Stated exercise:
Below are some records; give them all again exactly, but not the pictures.
[START Raw data]
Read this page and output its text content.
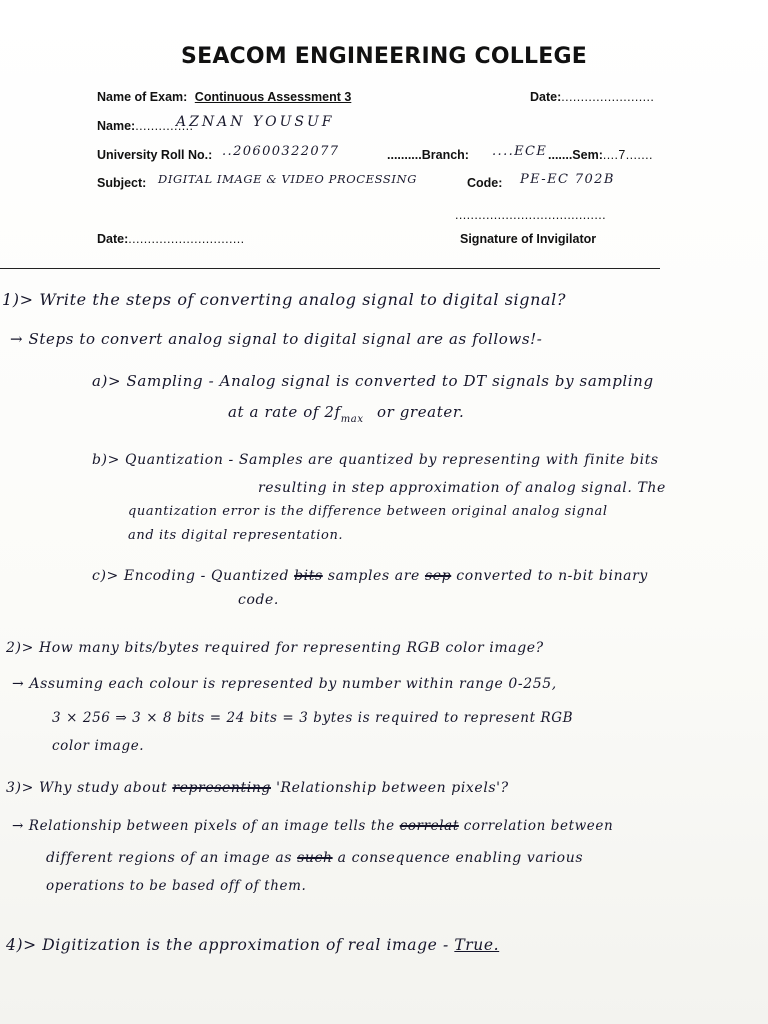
SEACOM ENGINEERING COLLEGE
Name of Exam: Continuous Assessment 3	Date:........................
Name:...............
AZNAN YOUSUF
University Roll No.: ..20600322077	..........Branch: ....ECE .......Sem:....7.......
Subject: DIGITAL IMAGE & VIDEO PROCESSING	Code: PE-EC 702B
.......................................
Date:..............................	Signature of Invigilator
1)> Write the steps of converting analog signal to digital signal?
→ Steps to convert analog signal to digital signal are as follows!-
a)> Sampling - Analog signal is converted to DT signals by sampling
at a rate of $2f_{max}$ or greater.
b)> Quantization - Samples are quantized by representing with finite bits
resulting in step approximation of analog signal. The
quantization error is the difference between original analog signal
and its digital representation.
c)> Encoding - Quantized bits samples are sep converted to n-bit binary
code.
2)> How many bits/bytes required for representing RGB color image?
→ Assuming each colour is represented by number within range 0-255,
3 × 256 ⇒ 3 × 8 bits = 24 bits = 3 bytes is required to represent RGB
color image.
3)> Why study about representing 'Relationship between pixels'?
→ Relationship between pixels of an image tells the correlat correlation between
different regions of an image as such a consequence enabling various
operations to be based off of them.
4)> Digitization is the approximation of real image - True.
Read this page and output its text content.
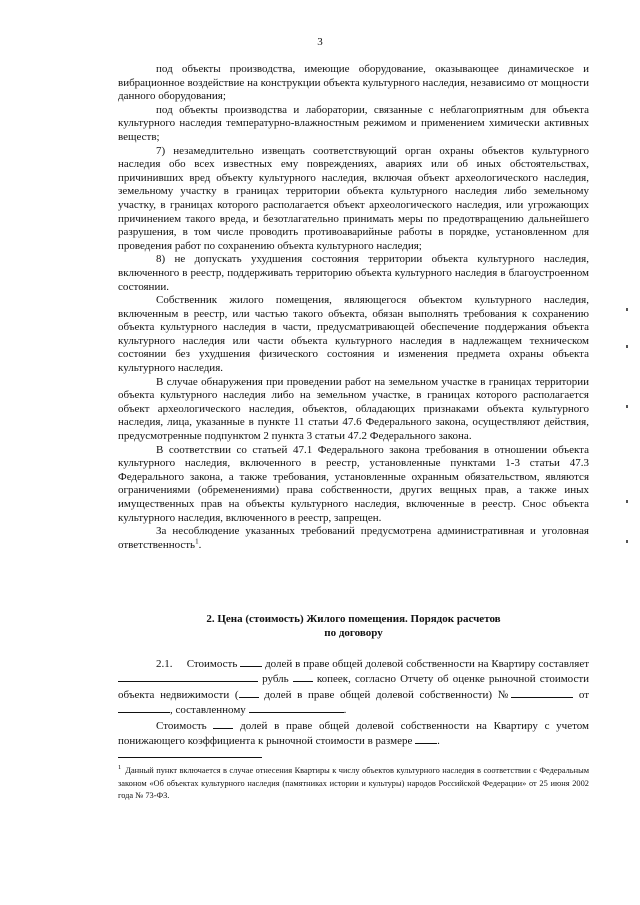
3

под объекты производства, имеющие оборудование, оказывающее динамическое и вибрационное воздействие на конструкции объекта культурного наследия, независимо от мощности данного оборудования;

под объекты производства и лаборатории, связанные с неблагоприятным для объекта культурного наследия температурно-влажностным режимом и применением химически активных веществ;

7) незамедлительно извещать соответствующий орган охраны объектов культурного наследия обо всех известных ему повреждениях, авариях или об иных обстоятельствах, причинивших вред объекту культурного наследия, включая объект археологического наследия, земельному участку в границах территории объекта культурного наследия либо земельному участку, в границах которого располагается объект археологического наследия, или угрожающих причинением такого вреда, и безотлагательно принимать меры по предотвращению дальнейшего разрушения, в том числе проводить противоаварийные работы в порядке, установленном для проведения работ по сохранению объекта культурного наследия;

8) не допускать ухудшения состояния территории объекта культурного наследия, включенного в реестр, поддерживать территорию объекта культурного наследия в благоустроенном состоянии.

Собственник жилого помещения, являющегося объектом культурного наследия, включенным в реестр, или частью такого объекта, обязан выполнять требования к сохранению объекта культурного наследия в части, предусматривающей обеспечение поддержания объекта культурного наследия или части объекта культурного наследия в надлежащем техническом состоянии без ухудшения физического состояния и изменения предмета охраны объекта культурного наследия.

В случае обнаружения при проведении работ на земельном участке в границах территории объекта культурного наследия либо на земельном участке, в границах которого располагается объект археологического наследия, объектов, обладающих признаками объекта культурного наследия, лица, указанные в пункте 11 статьи 47.6 Федерального закона, осуществляют действия, предусмотренные подпунктом 2 пункта 3 статьи 47.2 Федерального закона.

В соответствии со статьей 47.1 Федерального закона требования в отношении объекта культурного наследия, включенного в реестр, установленные пунктами 1-3 статьи 47.3 Федерального закона, а также требования, установленные охранным обязательством, являются ограничениями (обременениями) права собственности, других вещных прав, а также иных имущественных прав на объекты культурного наследия, включенные в реестр. Снос объекта культурного наследия, включенного в реестр, запрещен.

За несоблюдение указанных требований предусмотрена административная и уголовная ответственность$^1$.

2. Цена (стоимость) Жилого помещения. Порядок расчетов
по договору

2.1. Стоимость	долей в праве общей долевой собственности на Квартиру составляет  рубль	копеек, согласно Отчету об оценке рыночной стоимости объекта недвижимости ( долей в праве общей долевой собственности) №	от , составленному	.

Стоимость	долей в праве общей долевой собственности на Квартиру с учетом понижающего коэффициента к рыночной стоимости в размере .

$^1$ Данный пункт включается в случае отнесения Квартиры к числу объектов культурного наследия в соответствии с Федеральным законом «Об объектах культурного наследия (памятниках истории и культуры) народов Российской Федерации» от 25 июня 2002 года № 73-ФЗ.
[END Raw data]
Response to this task:
Read this page and output its text content.
SEACOM ENGINEERING COLLEGE
Name of Exam: Continuous Assessment 3	Date:........................
Name:...............
AZNAN YOUSUF
University Roll No.: ..20600322077	..........Branch: ....ECE .......Sem:....7.......
Subject: DIGITAL IMAGE & VIDEO PROCESSING	Code: PE-EC 702B
.......................................
Date:..............................	Signature of Invigilator
1)> Write the steps of converting analog signal to digital signal?
→ Steps to convert analog signal to digital signal are as follows!-
a)> Sampling - Analog signal is converted to DT signals by sampling
at a rate of $2f_{max}$ or greater.
b)> Quantization - Samples are quantized by representing with finite bits
resulting in step approximation of analog signal. The
quantization error is the difference between original analog signal
and its digital representation.
c)> Encoding - Quantized bits samples are sep converted to n-bit binary
code.
2)> How many bits/bytes required for representing RGB color image?
→ Assuming each colour is represented by number within range 0-255,
3 × 256 ⇒ 3 × 8 bits = 24 bits = 3 bytes is required to represent RGB
color image.
3)> Why study about representing 'Relationship between pixels'?
→ Relationship between pixels of an image tells the correlat correlation between
different regions of an image as such a consequence enabling various
operations to be based off of them.
4)> Digitization is the approximation of real image - True.
Read this page and output its text content.
3

под объекты производства, имеющие оборудование, оказывающее динамическое и вибрационное воздействие на конструкции объекта культурного наследия, независимо от мощности данного оборудования;

под объекты производства и лаборатории, связанные с неблагоприятным для объекта культурного наследия температурно-влажностным режимом и применением химически активных веществ;

7) незамедлительно извещать соответствующий орган охраны объектов культурного наследия обо всех известных ему повреждениях, авариях или об иных обстоятельствах, причинивших вред объекту культурного наследия, включая объект археологического наследия, земельному участку в границах территории объекта культурного наследия либо земельному участку, в границах которого располагается объект археологического наследия, или угрожающих причинением такого вреда, и безотлагательно принимать меры по предотвращению дальнейшего разрушения, в том числе проводить противоаварийные работы в порядке, установленном для проведения работ по сохранению объекта культурного наследия;

8) не допускать ухудшения состояния территории объекта культурного наследия, включенного в реестр, поддерживать территорию объекта культурного наследия в благоустроенном состоянии.

Собственник жилого помещения, являющегося объектом культурного наследия, включенным в реестр, или частью такого объекта, обязан выполнять требования к сохранению объекта культурного наследия в части, предусматривающей обеспечение поддержания объекта культурного наследия или части объекта культурного наследия в надлежащем техническом состоянии без ухудшения физического состояния и изменения предмета охраны объекта культурного наследия.

В случае обнаружения при проведении работ на земельном участке в границах территории объекта культурного наследия либо на земельном участке, в границах которого располагается объект археологического наследия, объектов, обладающих признаками объекта культурного наследия, лица, указанные в пункте 11 статьи 47.6 Федерального закона, осуществляют действия, предусмотренные подпунктом 2 пункта 3 статьи 47.2 Федерального закона.

В соответствии со статьей 47.1 Федерального закона требования в отношении объекта культурного наследия, включенного в реестр, установленные пунктами 1-3 статьи 47.3 Федерального закона, а также требования, установленные охранным обязательством, являются ограничениями (обременениями) права собственности, других вещных прав, а также иных имущественных прав на объекты культурного наследия, включенные в реестр. Снос объекта культурного наследия, включенного в реестр, запрещен.

За несоблюдение указанных требований предусмотрена административная и уголовная ответственность$^1$.

2. Цена (стоимость) Жилого помещения. Порядок расчетов
по договору

2.1. Стоимость	долей в праве общей долевой собственности на Квартиру составляет  рубль	копеек, согласно Отчету об оценке рыночной стоимости объекта недвижимости ( долей в праве общей долевой собственности) №	от , составленному	.

Стоимость	долей в праве общей долевой собственности на Квартиру с учетом понижающего коэффициента к рыночной стоимости в размере .

$^1$ Данный пункт включается в случае отнесения Квартиры к числу объектов культурного наследия в соответствии с Федеральным законом «Об объектах культурного наследия (памятниках истории и культуры) народов Российской Федерации» от 25 июня 2002 года № 73-ФЗ.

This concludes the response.